Given problem:
The entries below contain pictures. Retype everything except those pictures, exactly as given.

## begin Data listing

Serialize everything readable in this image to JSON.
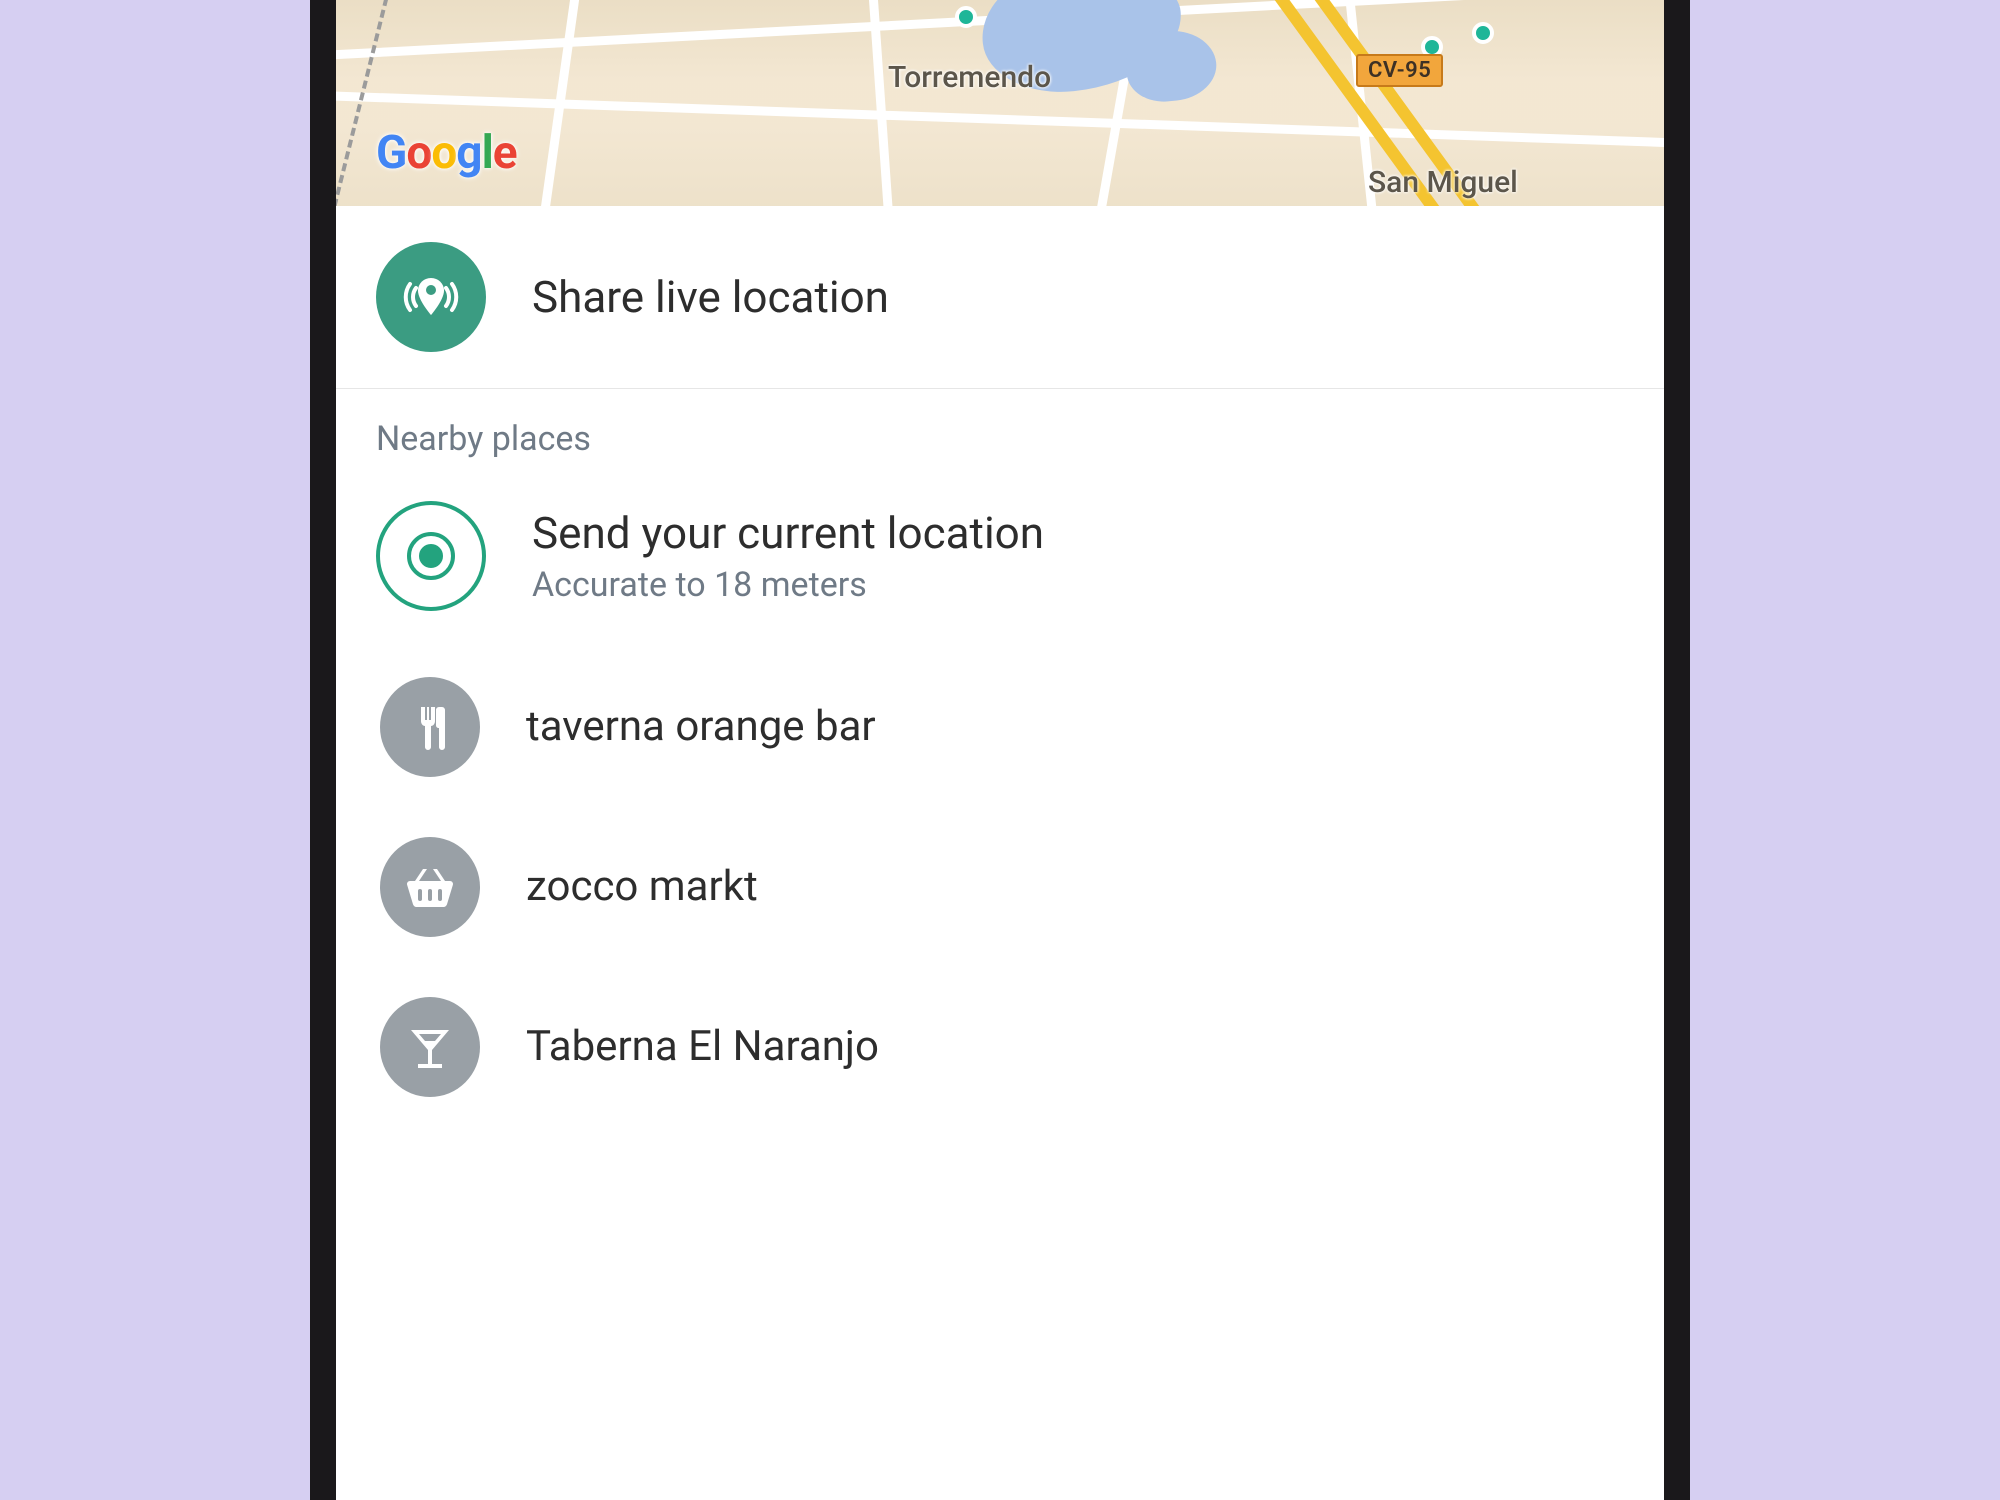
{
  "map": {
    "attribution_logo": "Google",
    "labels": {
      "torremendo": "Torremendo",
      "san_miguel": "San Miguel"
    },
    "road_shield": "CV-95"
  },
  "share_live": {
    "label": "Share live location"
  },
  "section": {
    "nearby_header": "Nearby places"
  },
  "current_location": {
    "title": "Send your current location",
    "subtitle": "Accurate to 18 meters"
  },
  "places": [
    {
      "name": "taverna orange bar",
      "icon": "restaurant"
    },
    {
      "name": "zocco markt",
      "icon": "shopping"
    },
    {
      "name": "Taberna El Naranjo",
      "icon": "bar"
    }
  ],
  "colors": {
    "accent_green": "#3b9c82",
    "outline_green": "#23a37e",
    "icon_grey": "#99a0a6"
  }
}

## end Data listing

Response to the task:
Serialize everything readable in this image to JSON.
{
  "map": {
    "attribution_logo": "Google",
    "labels": {
      "torremendo": "Torremendo",
      "san_miguel": "San Miguel"
    },
    "road_shield": "CV-95"
  },
  "share_live": {
    "label": "Share live location"
  },
  "section": {
    "nearby_header": "Nearby places"
  },
  "current_location": {
    "title": "Send your current location",
    "subtitle": "Accurate to 18 meters"
  },
  "places": [
    {
      "name": "taverna orange bar",
      "icon": "restaurant"
    },
    {
      "name": "zocco markt",
      "icon": "shopping"
    },
    {
      "name": "Taberna El Naranjo",
      "icon": "bar"
    }
  ],
  "colors": {
    "accent_green": "#3b9c82",
    "outline_green": "#23a37e",
    "icon_grey": "#99a0a6"
  }
}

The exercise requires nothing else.